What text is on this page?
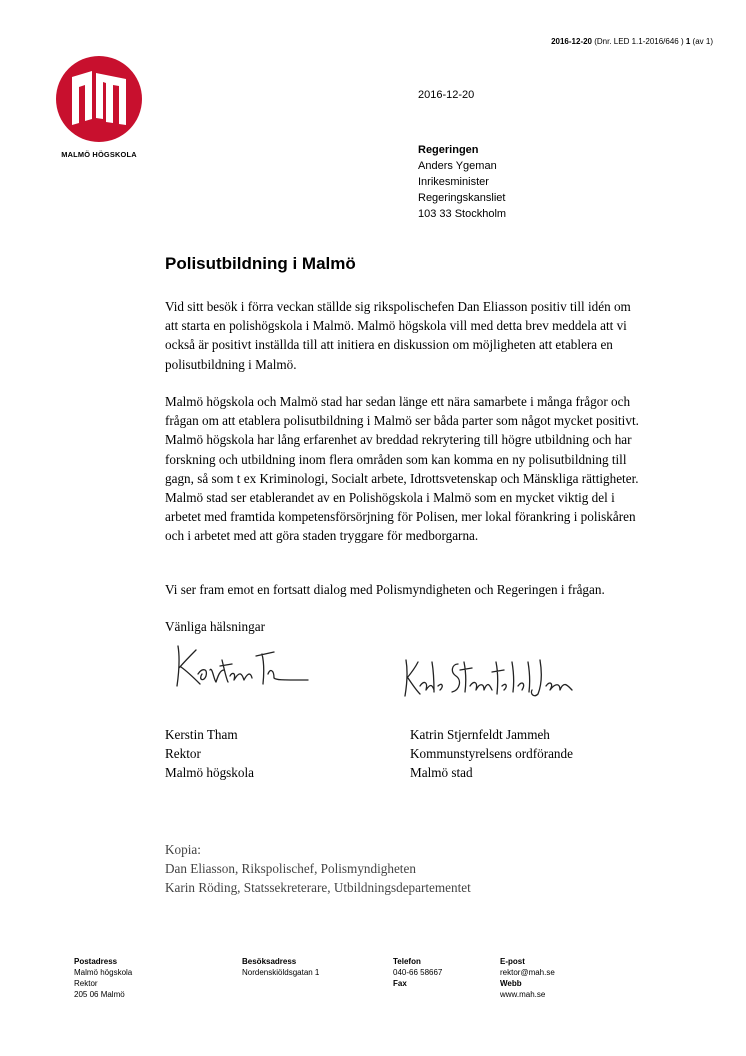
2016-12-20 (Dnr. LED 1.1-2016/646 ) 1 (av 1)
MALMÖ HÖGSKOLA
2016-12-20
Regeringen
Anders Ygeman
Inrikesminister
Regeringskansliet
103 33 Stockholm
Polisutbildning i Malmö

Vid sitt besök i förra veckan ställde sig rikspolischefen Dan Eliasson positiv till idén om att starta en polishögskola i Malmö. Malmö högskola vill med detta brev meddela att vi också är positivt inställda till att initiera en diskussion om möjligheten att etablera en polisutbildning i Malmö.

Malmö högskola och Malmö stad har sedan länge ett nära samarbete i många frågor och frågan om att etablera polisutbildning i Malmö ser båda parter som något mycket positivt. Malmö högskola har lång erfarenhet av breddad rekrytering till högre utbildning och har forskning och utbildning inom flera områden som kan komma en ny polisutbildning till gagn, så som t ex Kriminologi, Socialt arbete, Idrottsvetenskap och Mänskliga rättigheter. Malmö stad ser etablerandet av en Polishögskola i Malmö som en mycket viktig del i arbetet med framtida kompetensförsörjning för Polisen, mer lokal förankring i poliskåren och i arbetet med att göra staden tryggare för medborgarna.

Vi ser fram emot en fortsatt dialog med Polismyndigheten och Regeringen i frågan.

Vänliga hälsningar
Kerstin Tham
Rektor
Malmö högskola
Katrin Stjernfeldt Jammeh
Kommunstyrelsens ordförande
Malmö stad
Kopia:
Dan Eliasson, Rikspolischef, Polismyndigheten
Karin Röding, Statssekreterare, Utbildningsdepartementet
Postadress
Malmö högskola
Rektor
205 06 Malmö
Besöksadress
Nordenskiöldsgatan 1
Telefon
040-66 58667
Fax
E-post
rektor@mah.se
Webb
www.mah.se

□ □ □ □ □

Except for the pictures, give all the material above again verbatim.

### [Result of the task]
What text is on this page?
2016-12-20 (Dnr. LED 1.1-2016/646 ) 1 (av 1)
MALMÖ HÖGSKOLA
2016-12-20
Regeringen
Anders Ygeman
Inrikesminister
Regeringskansliet
103 33 Stockholm
Polisutbildning i Malmö

Vid sitt besök i förra veckan ställde sig rikspolischefen Dan Eliasson positiv till idén om att starta en polishögskola i Malmö. Malmö högskola vill med detta brev meddela att vi också är positivt inställda till att initiera en diskussion om möjligheten att etablera en polisutbildning i Malmö.

Malmö högskola och Malmö stad har sedan länge ett nära samarbete i många frågor och frågan om att etablera polisutbildning i Malmö ser båda parter som något mycket positivt. Malmö högskola har lång erfarenhet av breddad rekrytering till högre utbildning och har forskning och utbildning inom flera områden som kan komma en ny polisutbildning till gagn, så som t ex Kriminologi, Socialt arbete, Idrottsvetenskap och Mänskliga rättigheter. Malmö stad ser etablerandet av en Polishögskola i Malmö som en mycket viktig del i arbetet med framtida kompetensförsörjning för Polisen, mer lokal förankring i poliskåren och i arbetet med att göra staden tryggare för medborgarna.

Vi ser fram emot en fortsatt dialog med Polismyndigheten och Regeringen i frågan.

Vänliga hälsningar
Kerstin Tham
Rektor
Malmö högskola
Katrin Stjernfeldt Jammeh
Kommunstyrelsens ordförande
Malmö stad
Kopia:
Dan Eliasson, Rikspolischef, Polismyndigheten
Karin Röding, Statssekreterare, Utbildningsdepartementet
Postadress
Malmö högskola
Rektor
205 06 Malmö
Besöksadress
Nordenskiöldsgatan 1
Telefon
040-66 58667
Fax
E-post
rektor@mah.se
Webb
www.mah.se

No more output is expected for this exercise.